(Work to complete): Every line of the material is to be repeated exactly as it stands.

(Records to process):

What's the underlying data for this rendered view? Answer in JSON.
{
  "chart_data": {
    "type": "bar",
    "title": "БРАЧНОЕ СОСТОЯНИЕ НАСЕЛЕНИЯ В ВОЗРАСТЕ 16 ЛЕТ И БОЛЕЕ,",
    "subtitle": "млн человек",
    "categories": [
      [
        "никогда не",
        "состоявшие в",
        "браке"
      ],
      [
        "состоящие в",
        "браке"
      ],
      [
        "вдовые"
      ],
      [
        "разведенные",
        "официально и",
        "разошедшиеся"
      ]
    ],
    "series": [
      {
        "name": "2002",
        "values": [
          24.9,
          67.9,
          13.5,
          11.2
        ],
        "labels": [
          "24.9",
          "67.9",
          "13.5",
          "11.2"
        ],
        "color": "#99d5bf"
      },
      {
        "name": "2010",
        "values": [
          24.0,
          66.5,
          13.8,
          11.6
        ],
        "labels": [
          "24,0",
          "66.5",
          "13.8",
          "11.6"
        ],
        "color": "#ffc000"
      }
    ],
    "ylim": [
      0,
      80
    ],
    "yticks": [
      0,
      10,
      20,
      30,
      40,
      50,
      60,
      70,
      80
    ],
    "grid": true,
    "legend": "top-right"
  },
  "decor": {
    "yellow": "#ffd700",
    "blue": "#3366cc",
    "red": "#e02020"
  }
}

(Answer below):
What's the underlying data for this rendered view? Answer in JSON.
{
  "chart_data": {
    "type": "bar",
    "title": "БРАЧНОЕ СОСТОЯНИЕ НАСЕЛЕНИЯ В ВОЗРАСТЕ 16 ЛЕТ И БОЛЕЕ,",
    "subtitle": "млн человек",
    "categories": [
      [
        "никогда не",
        "состоявшие в",
        "браке"
      ],
      [
        "состоящие в",
        "браке"
      ],
      [
        "вдовые"
      ],
      [
        "разведенные",
        "официально и",
        "разошедшиеся"
      ]
    ],
    "series": [
      {
        "name": "2002",
        "values": [
          24.9,
          67.9,
          13.5,
          11.2
        ],
        "labels": [
          "24.9",
          "67.9",
          "13.5",
          "11.2"
        ],
        "color": "#99d5bf"
      },
      {
        "name": "2010",
        "values": [
          24.0,
          66.5,
          13.8,
          11.6
        ],
        "labels": [
          "24,0",
          "66.5",
          "13.8",
          "11.6"
        ],
        "color": "#ffc000"
      }
    ],
    "ylim": [
      0,
      80
    ],
    "yticks": [
      0,
      10,
      20,
      30,
      40,
      50,
      60,
      70,
      80
    ],
    "grid": true,
    "legend": "top-right"
  },
  "decor": {
    "yellow": "#ffd700",
    "blue": "#3366cc",
    "red": "#e02020"
  }
}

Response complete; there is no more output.